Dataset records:

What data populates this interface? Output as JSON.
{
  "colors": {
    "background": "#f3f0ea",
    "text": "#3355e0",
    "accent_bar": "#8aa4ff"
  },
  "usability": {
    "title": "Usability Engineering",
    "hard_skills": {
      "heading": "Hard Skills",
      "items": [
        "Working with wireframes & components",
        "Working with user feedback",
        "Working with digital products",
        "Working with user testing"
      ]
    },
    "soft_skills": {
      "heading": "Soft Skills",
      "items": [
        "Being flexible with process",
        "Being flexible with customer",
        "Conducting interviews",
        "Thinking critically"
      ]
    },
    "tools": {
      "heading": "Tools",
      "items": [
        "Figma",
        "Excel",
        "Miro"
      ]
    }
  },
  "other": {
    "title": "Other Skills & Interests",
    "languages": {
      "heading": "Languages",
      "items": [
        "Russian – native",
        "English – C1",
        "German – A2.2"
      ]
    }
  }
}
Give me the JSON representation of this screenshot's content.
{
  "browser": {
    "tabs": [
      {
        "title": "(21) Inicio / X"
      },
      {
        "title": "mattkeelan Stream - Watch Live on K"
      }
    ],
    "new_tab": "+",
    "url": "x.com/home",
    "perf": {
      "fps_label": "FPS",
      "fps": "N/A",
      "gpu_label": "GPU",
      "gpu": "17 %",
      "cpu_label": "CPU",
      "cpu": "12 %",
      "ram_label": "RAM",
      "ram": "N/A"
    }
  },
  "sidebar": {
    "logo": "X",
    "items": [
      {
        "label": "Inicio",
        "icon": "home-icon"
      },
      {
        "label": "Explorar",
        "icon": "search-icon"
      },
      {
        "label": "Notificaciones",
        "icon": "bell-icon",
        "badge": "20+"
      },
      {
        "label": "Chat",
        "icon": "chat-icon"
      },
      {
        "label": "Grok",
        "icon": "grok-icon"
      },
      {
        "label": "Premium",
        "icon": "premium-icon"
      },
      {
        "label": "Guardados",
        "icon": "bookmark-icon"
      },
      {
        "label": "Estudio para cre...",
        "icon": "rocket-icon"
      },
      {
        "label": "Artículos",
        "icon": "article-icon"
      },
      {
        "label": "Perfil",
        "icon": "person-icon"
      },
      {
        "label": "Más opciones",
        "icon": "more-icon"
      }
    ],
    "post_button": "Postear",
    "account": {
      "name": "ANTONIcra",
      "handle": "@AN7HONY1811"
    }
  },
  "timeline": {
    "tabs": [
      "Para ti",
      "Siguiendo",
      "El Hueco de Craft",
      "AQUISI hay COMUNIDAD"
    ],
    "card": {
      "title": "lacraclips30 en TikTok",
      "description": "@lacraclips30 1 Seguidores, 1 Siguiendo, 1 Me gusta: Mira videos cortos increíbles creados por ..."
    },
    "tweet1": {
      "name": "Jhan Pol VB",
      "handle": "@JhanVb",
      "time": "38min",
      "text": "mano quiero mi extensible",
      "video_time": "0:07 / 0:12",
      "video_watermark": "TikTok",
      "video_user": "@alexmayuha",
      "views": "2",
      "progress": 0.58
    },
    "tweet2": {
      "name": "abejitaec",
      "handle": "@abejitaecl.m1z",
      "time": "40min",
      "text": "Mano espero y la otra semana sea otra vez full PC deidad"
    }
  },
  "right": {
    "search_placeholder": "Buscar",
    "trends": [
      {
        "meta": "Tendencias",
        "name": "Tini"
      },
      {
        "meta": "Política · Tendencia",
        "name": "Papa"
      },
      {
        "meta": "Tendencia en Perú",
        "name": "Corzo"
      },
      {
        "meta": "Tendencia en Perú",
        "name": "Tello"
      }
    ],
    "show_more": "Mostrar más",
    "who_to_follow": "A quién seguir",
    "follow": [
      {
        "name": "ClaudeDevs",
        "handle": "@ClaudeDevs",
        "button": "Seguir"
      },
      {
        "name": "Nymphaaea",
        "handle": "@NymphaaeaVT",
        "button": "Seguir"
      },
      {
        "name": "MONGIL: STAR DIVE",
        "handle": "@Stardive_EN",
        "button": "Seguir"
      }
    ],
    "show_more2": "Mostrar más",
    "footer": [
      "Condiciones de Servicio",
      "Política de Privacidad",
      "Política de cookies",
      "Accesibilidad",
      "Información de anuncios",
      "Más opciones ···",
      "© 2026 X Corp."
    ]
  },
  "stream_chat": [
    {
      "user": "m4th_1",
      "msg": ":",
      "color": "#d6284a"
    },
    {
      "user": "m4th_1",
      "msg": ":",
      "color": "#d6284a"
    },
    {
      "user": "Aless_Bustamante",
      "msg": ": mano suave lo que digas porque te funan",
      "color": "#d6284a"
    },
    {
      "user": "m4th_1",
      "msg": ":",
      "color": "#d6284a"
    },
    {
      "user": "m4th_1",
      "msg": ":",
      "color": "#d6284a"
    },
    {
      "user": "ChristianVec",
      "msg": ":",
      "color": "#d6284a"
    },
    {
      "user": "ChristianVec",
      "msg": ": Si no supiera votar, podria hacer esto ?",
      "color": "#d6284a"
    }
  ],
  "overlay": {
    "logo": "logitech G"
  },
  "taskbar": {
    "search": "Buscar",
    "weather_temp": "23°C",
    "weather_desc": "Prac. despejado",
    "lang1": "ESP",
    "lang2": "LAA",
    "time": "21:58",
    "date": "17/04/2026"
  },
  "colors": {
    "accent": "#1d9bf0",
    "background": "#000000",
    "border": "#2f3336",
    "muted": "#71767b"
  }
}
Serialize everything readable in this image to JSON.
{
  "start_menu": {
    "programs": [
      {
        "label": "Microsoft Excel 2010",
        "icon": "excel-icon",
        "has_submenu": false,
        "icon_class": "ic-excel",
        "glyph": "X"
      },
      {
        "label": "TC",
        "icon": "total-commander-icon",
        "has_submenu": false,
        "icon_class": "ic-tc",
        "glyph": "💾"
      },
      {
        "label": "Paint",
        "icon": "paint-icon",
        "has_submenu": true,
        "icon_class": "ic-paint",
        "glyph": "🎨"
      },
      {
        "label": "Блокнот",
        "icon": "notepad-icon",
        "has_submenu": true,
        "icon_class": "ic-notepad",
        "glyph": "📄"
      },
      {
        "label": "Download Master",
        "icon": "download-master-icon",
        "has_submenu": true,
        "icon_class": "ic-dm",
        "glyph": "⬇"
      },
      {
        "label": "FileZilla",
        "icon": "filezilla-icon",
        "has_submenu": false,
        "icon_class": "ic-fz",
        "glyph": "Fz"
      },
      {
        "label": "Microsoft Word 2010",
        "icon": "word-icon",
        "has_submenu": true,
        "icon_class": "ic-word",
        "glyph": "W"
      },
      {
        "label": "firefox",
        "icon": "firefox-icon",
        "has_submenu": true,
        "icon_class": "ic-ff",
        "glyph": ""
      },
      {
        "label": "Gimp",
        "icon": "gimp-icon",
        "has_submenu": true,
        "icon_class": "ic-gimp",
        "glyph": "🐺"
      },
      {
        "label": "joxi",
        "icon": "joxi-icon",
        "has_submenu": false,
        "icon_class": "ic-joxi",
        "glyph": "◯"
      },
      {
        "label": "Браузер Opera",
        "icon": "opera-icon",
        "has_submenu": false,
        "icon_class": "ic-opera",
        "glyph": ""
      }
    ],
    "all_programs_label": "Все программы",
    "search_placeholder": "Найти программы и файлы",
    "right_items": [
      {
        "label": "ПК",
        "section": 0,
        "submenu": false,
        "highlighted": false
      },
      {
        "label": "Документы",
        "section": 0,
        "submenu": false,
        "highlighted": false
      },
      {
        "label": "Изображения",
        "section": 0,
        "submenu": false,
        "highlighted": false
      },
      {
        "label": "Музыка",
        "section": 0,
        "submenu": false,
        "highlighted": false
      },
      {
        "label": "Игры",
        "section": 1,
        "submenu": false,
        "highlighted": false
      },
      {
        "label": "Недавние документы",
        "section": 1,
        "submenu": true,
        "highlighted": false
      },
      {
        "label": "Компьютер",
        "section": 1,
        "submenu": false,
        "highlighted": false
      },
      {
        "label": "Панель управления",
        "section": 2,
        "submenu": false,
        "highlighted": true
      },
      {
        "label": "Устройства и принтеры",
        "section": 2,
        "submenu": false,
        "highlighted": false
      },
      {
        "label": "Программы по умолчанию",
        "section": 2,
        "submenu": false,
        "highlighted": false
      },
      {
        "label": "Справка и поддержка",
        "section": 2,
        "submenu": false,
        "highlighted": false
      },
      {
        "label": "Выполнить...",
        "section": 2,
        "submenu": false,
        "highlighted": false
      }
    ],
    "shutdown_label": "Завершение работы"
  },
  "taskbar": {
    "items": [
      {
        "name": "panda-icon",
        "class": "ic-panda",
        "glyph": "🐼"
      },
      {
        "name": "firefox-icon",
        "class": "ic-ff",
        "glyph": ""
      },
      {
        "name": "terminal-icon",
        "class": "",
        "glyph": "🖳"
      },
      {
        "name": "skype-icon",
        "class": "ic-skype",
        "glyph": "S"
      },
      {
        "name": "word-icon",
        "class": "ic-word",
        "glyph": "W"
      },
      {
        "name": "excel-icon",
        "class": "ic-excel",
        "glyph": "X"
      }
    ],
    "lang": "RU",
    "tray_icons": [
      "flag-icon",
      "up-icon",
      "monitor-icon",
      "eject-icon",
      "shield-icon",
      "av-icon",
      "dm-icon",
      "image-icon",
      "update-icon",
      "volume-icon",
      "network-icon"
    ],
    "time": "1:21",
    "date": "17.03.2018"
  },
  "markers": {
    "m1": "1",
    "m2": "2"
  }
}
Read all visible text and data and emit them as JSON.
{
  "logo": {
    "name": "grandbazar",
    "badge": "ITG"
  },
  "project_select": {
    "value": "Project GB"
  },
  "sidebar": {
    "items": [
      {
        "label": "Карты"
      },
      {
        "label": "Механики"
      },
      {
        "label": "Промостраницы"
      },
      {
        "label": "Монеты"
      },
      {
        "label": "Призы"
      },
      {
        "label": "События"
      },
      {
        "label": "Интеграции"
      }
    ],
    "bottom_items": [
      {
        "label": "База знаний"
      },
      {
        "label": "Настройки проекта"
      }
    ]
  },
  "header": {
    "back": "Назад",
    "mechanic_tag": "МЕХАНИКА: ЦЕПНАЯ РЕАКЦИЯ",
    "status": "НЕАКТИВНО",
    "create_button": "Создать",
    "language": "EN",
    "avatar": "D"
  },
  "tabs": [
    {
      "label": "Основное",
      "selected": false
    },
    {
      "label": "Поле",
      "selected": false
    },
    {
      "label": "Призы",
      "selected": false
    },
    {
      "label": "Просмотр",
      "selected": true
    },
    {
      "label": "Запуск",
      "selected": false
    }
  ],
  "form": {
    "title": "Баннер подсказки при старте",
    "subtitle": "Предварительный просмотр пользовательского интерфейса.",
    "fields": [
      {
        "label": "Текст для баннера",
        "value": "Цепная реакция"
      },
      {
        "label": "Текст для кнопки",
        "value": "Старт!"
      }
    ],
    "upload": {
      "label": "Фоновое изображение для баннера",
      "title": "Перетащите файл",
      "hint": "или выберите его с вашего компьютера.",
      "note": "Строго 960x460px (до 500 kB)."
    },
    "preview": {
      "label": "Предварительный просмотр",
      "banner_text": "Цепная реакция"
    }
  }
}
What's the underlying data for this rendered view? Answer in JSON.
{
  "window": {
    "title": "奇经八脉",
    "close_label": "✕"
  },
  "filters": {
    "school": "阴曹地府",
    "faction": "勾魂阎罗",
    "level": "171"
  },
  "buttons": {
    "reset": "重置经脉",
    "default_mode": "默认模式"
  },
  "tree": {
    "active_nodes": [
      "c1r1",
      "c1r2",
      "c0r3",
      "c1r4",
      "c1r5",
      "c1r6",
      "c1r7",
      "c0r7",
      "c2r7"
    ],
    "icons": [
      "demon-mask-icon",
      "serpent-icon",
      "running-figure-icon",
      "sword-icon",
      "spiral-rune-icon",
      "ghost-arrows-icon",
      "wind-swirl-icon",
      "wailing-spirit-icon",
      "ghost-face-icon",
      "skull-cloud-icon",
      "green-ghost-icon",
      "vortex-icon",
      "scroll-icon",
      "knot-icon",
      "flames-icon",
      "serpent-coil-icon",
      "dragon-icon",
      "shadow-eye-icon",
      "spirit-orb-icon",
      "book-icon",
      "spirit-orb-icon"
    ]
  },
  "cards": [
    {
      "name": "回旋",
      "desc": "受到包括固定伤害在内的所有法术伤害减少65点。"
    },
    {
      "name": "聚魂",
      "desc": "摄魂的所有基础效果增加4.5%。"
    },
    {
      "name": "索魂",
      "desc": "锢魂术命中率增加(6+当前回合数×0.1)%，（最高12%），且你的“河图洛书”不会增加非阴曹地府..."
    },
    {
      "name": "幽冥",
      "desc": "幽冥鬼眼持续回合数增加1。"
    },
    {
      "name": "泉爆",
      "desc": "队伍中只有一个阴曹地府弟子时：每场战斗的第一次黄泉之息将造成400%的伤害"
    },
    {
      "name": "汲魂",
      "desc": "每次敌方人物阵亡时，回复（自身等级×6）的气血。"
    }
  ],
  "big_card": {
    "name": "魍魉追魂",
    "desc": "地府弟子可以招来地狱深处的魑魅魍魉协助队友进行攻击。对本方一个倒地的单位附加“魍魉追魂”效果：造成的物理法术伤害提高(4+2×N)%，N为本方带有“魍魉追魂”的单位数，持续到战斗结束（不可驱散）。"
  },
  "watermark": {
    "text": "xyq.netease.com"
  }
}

* GIVEN PROBLEM
Pull out every line of the records that includes the string "Microsoft".

* WORKED ANSWER
        "label": "Microsoft Excel 2010",
        "label": "Microsoft Word 2010",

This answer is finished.